_Stated task_
Hunt for the word "Panel" across the entries below, copying each line that holds it.

--- Start ---

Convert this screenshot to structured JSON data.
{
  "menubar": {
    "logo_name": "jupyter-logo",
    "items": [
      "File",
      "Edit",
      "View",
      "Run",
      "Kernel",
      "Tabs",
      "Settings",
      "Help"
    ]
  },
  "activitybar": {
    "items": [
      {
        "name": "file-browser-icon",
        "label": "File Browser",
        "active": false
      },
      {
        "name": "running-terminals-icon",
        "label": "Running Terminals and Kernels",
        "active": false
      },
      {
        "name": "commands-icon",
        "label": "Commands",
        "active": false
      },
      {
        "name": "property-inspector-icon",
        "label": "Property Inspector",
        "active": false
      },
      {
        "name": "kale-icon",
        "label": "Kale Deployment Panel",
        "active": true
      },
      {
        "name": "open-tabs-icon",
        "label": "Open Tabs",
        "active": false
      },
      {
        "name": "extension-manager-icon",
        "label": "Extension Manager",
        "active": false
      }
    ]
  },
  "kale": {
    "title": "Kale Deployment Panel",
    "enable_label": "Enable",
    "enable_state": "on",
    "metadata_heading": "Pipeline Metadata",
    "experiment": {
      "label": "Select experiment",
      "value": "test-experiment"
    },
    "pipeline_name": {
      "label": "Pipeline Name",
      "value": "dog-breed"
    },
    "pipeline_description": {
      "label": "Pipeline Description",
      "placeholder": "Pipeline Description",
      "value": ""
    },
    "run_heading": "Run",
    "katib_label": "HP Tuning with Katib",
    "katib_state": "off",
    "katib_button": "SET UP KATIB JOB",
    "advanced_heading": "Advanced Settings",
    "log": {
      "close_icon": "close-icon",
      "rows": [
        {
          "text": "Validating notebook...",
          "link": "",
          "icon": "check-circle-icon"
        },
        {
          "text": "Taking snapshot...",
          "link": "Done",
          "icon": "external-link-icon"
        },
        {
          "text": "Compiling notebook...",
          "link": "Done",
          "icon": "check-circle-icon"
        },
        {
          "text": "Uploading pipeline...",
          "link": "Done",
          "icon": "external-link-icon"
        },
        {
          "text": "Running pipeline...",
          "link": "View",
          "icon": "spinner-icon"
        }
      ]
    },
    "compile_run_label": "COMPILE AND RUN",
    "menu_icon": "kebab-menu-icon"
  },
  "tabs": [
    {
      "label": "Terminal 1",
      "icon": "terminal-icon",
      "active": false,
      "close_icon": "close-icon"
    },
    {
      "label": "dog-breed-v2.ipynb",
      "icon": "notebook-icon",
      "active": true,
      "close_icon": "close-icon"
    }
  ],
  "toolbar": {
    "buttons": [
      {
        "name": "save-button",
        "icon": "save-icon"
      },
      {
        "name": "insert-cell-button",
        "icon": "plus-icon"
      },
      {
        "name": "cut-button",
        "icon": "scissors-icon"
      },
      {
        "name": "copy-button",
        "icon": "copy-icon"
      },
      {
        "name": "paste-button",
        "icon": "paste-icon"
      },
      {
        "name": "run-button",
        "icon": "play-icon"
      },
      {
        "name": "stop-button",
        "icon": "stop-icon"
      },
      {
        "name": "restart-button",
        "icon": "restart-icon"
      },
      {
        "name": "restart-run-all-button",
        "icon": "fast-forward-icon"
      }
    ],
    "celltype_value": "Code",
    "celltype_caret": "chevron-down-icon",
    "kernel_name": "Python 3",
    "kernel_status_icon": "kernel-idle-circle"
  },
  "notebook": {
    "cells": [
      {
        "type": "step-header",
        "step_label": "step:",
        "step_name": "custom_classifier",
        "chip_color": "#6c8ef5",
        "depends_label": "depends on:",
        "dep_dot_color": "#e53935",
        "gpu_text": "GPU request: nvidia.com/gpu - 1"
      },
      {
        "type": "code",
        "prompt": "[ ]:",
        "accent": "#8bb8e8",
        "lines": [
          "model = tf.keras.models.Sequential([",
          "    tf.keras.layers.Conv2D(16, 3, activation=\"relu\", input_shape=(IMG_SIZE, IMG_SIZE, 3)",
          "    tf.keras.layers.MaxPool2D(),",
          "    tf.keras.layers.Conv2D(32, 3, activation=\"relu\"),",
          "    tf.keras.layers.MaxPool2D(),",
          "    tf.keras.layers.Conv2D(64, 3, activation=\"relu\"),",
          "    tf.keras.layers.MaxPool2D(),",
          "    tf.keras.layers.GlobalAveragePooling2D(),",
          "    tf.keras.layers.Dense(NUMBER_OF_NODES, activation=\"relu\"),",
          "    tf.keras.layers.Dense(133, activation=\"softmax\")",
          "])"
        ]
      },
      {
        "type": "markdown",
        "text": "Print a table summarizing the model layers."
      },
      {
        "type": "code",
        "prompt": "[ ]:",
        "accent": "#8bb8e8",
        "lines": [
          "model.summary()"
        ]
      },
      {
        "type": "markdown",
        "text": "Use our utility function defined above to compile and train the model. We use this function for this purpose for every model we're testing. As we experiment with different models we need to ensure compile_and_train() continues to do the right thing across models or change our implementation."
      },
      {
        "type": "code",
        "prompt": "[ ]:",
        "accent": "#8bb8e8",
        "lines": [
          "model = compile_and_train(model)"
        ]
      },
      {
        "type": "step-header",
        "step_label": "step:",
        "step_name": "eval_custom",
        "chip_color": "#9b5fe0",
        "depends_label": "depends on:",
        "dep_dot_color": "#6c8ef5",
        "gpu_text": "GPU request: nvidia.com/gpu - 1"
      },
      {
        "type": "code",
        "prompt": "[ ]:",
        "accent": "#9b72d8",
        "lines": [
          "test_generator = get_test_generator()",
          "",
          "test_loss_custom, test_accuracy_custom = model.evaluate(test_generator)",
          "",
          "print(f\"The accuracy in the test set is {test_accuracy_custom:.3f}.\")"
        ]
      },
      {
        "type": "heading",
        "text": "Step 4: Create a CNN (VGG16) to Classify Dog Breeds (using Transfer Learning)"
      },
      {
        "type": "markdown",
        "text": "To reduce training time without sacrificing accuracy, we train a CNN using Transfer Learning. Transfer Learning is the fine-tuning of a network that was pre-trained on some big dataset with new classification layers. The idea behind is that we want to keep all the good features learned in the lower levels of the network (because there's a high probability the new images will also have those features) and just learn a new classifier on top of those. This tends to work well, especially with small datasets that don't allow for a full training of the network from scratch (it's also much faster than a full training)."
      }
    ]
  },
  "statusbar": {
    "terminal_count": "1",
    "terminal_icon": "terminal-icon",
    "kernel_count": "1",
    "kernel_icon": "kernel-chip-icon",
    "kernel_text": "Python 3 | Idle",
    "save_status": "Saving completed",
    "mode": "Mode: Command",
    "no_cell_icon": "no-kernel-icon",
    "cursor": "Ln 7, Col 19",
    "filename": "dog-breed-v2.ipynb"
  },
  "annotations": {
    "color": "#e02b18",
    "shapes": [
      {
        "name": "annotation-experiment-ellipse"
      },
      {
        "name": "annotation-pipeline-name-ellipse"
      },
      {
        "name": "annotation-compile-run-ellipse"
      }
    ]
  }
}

--- End ---

_Answer to this exercise_
        "label": "Kale Deployment Panel",
    "title": "Kale Deployment Panel",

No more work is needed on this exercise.